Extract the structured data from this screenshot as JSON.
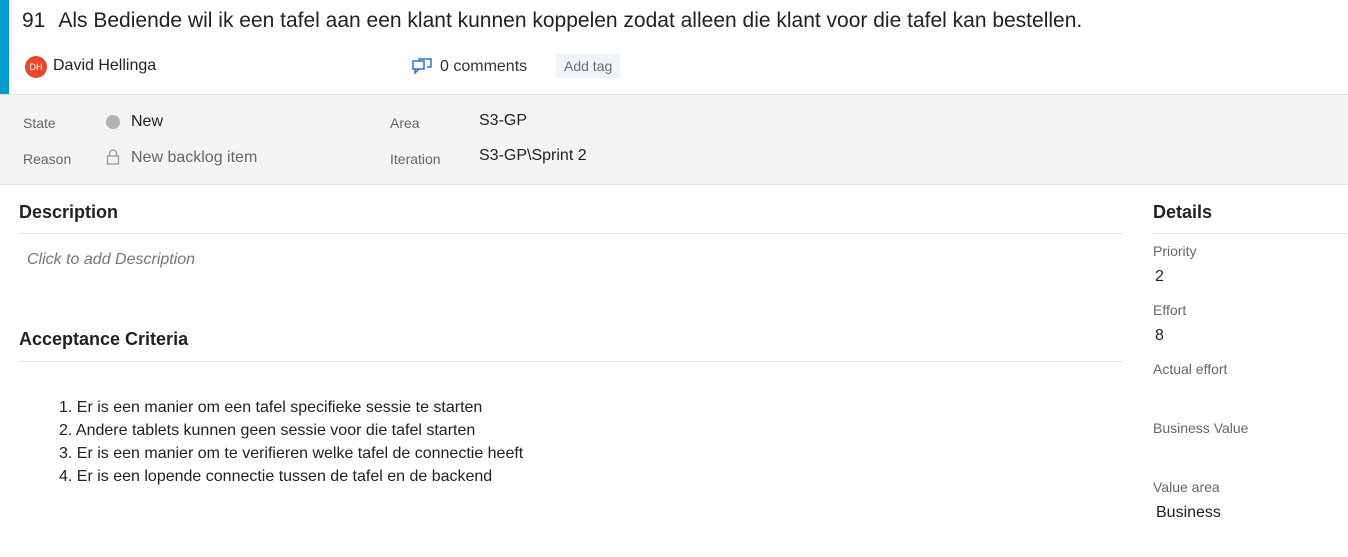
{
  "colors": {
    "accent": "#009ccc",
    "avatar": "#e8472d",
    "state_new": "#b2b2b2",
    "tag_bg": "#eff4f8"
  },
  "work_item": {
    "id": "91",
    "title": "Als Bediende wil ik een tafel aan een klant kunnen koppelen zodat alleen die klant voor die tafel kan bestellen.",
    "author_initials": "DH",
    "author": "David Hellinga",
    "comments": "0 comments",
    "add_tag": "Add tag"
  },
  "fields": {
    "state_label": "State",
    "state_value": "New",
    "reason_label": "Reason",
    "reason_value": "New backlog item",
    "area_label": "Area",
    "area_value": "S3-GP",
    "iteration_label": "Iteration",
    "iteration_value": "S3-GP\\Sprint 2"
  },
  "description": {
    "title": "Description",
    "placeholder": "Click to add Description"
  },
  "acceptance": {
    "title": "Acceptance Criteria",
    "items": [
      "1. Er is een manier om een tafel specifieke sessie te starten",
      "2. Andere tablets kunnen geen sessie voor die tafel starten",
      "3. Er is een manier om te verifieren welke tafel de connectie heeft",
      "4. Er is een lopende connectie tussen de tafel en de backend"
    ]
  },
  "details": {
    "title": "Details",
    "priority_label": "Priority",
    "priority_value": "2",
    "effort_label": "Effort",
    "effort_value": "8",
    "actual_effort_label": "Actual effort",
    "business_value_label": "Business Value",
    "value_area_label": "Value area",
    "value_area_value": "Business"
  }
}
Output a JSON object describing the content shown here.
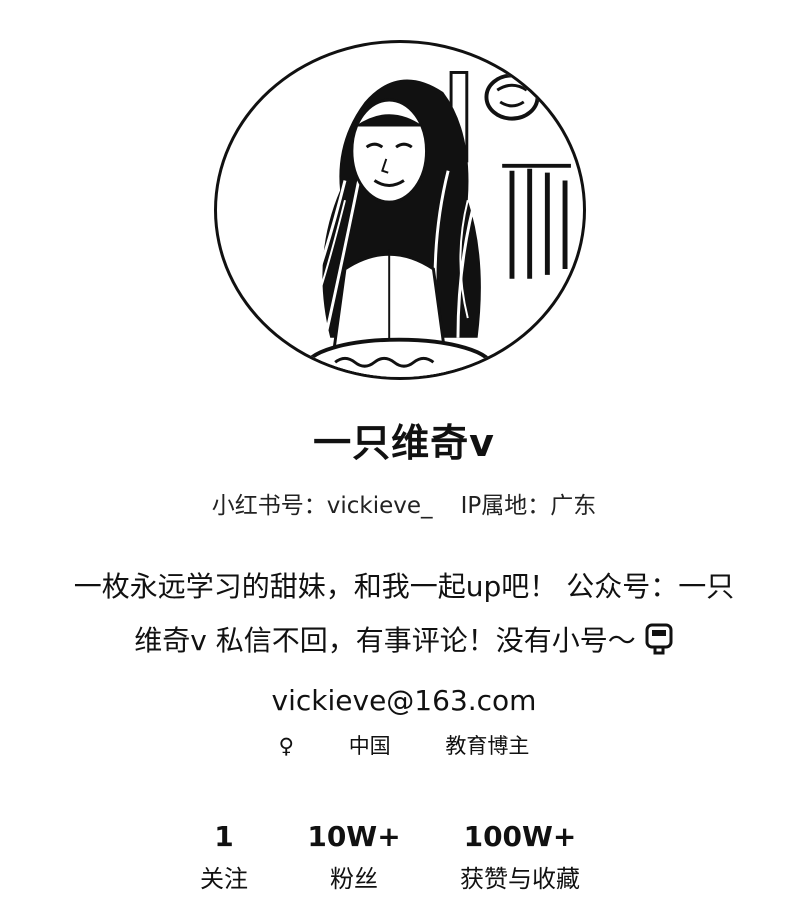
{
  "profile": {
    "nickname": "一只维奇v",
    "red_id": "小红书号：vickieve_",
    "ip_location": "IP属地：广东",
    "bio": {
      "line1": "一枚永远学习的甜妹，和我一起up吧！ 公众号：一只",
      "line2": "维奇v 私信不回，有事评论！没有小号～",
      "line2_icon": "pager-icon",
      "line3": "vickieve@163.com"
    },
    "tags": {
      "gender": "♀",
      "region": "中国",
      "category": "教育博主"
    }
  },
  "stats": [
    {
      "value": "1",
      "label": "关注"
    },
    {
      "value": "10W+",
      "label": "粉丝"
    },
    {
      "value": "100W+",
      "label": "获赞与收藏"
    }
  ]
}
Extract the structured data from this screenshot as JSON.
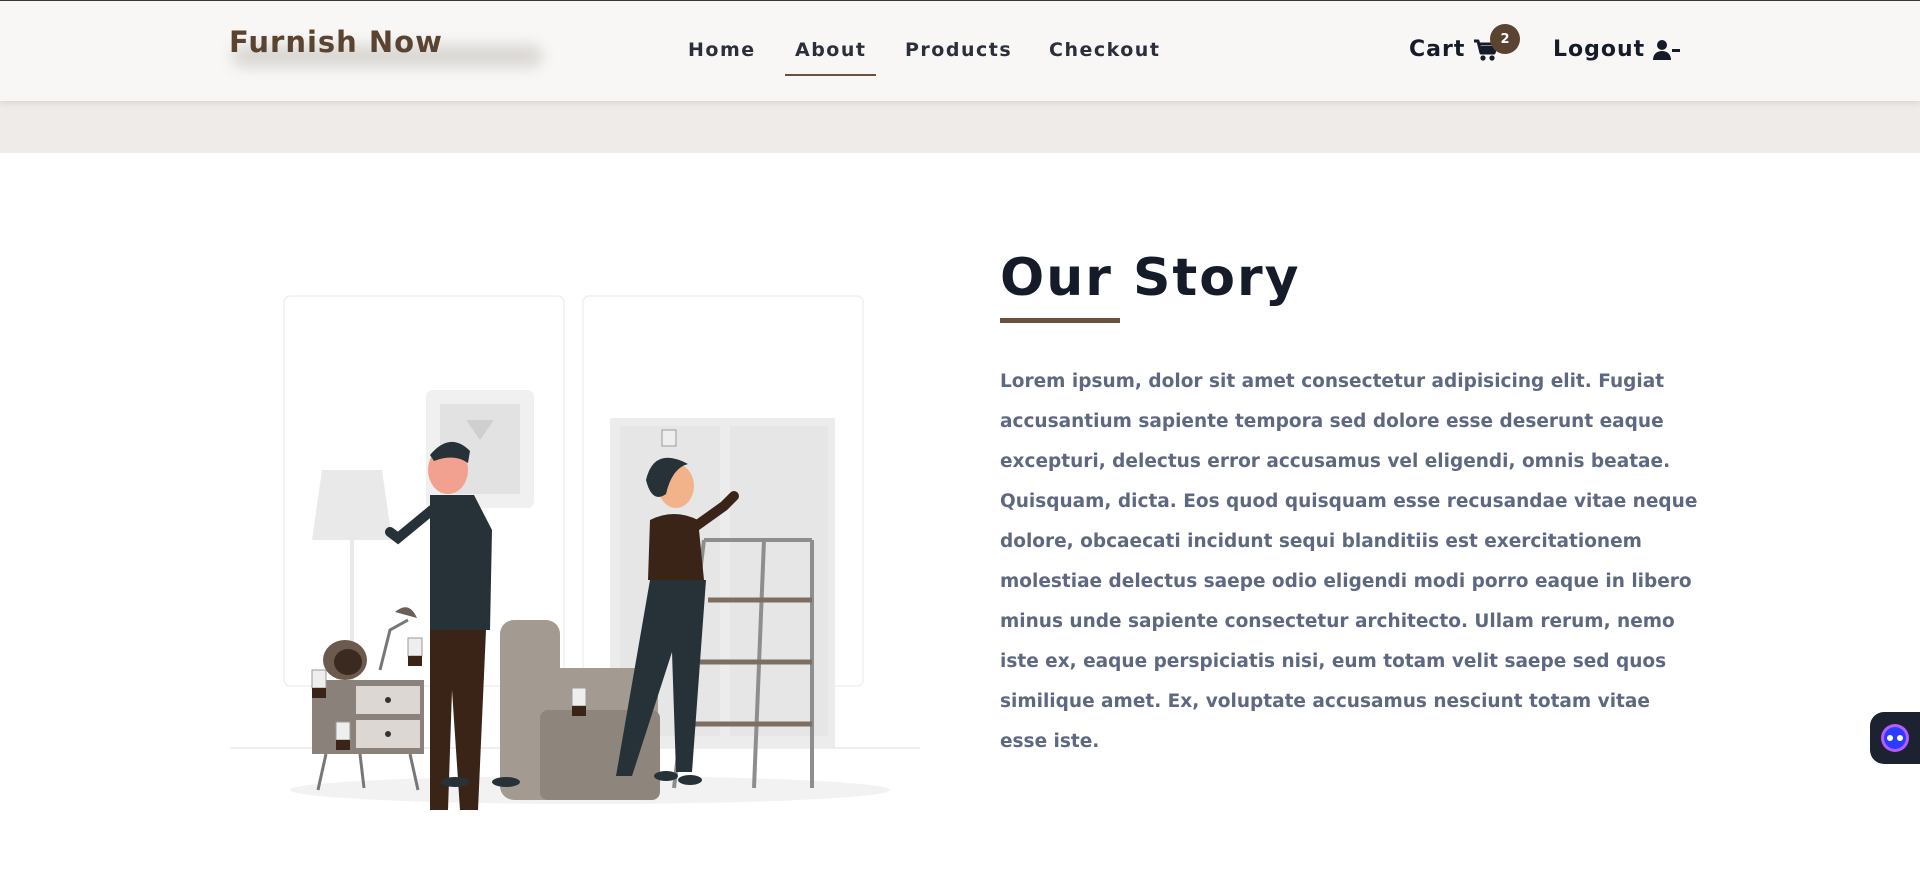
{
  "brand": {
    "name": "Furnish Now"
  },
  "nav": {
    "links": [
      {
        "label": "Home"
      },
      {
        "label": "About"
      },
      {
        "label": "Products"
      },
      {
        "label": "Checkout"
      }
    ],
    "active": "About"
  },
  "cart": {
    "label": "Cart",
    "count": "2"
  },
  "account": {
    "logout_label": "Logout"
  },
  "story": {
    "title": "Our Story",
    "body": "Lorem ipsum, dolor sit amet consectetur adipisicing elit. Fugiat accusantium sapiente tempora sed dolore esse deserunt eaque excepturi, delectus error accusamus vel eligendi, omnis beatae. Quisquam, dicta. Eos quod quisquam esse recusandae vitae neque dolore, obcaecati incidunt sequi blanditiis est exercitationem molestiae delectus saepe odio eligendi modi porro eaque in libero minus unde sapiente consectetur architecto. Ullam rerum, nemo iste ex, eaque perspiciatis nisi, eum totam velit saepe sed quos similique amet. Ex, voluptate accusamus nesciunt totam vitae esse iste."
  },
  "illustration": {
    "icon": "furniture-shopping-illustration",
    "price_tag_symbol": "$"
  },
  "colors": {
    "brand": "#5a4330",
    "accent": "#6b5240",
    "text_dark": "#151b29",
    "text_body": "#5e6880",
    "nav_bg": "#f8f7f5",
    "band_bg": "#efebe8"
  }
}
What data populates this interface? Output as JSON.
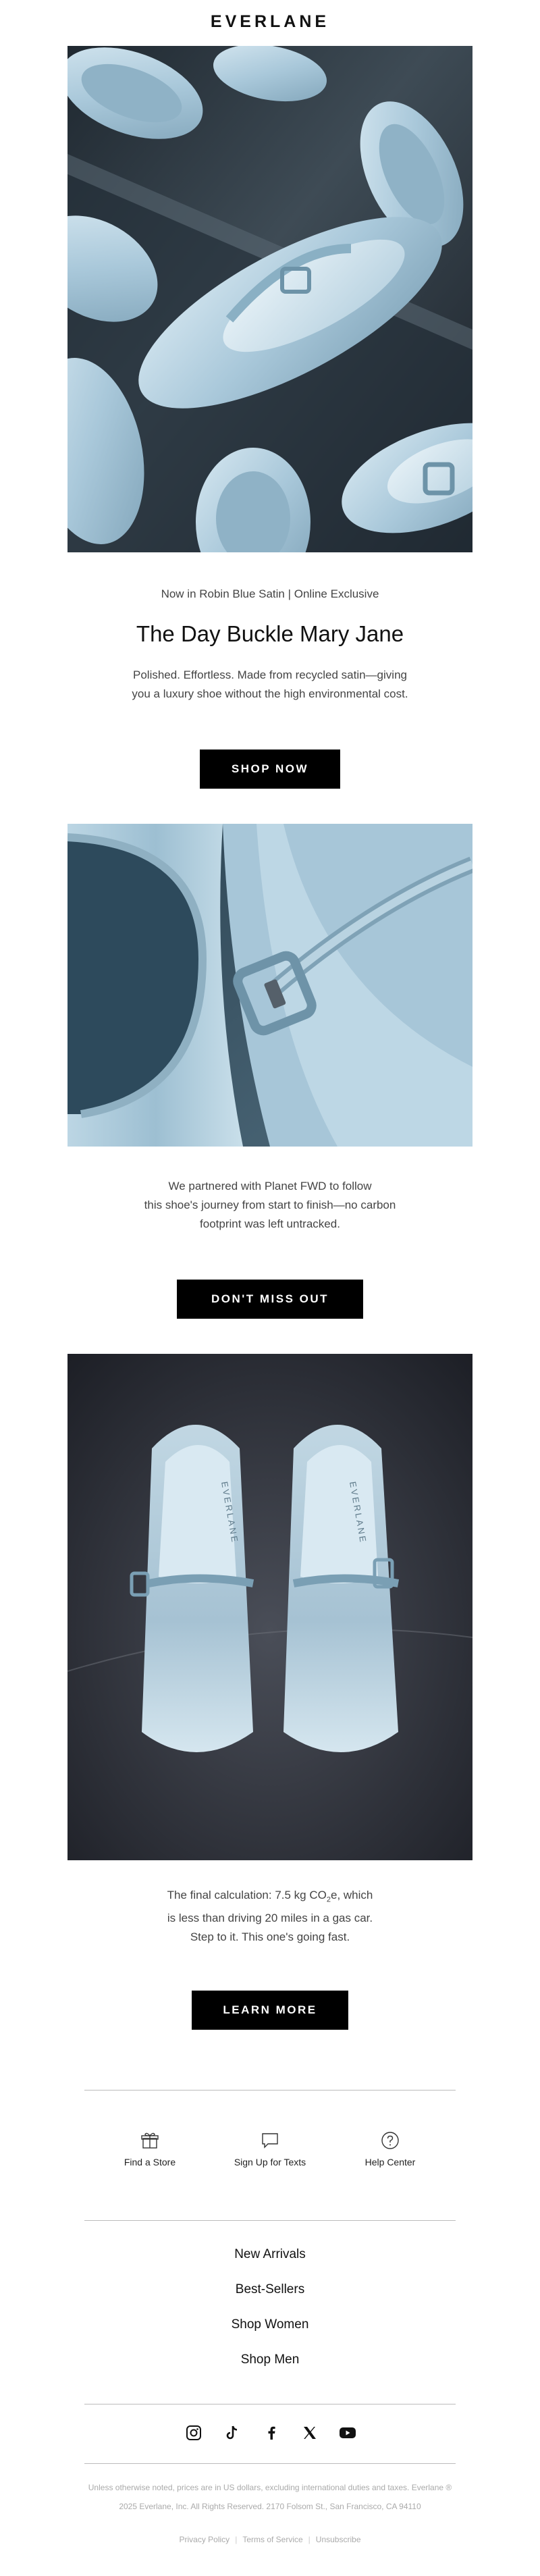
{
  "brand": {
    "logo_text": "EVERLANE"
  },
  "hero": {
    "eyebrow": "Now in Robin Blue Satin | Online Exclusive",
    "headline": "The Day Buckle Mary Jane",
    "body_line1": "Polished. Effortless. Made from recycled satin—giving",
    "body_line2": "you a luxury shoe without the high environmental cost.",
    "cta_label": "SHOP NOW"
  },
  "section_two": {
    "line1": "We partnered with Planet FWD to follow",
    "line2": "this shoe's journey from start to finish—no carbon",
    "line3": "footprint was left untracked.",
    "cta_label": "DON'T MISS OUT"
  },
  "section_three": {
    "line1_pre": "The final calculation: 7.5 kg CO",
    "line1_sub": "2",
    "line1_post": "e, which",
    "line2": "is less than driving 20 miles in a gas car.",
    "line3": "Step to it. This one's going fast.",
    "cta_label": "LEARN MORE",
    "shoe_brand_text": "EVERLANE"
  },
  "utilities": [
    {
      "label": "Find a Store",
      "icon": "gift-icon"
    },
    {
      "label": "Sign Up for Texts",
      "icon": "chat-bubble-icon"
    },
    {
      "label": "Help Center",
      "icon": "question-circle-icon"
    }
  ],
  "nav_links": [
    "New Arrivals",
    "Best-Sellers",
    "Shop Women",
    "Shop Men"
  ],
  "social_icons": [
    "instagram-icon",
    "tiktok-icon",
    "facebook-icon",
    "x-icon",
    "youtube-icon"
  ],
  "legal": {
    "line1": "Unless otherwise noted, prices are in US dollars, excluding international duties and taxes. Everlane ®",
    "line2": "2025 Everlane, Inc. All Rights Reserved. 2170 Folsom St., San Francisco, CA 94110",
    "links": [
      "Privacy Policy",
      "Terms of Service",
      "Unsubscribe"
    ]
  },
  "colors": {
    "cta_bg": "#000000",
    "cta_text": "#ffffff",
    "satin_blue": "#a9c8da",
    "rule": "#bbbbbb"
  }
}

-=-=-

GOAL: List all lines in the material containing the string "illustration".

SOLUTION TO THIS TASK:
  "illustration": {
    "icon": "furniture-shopping-illustration",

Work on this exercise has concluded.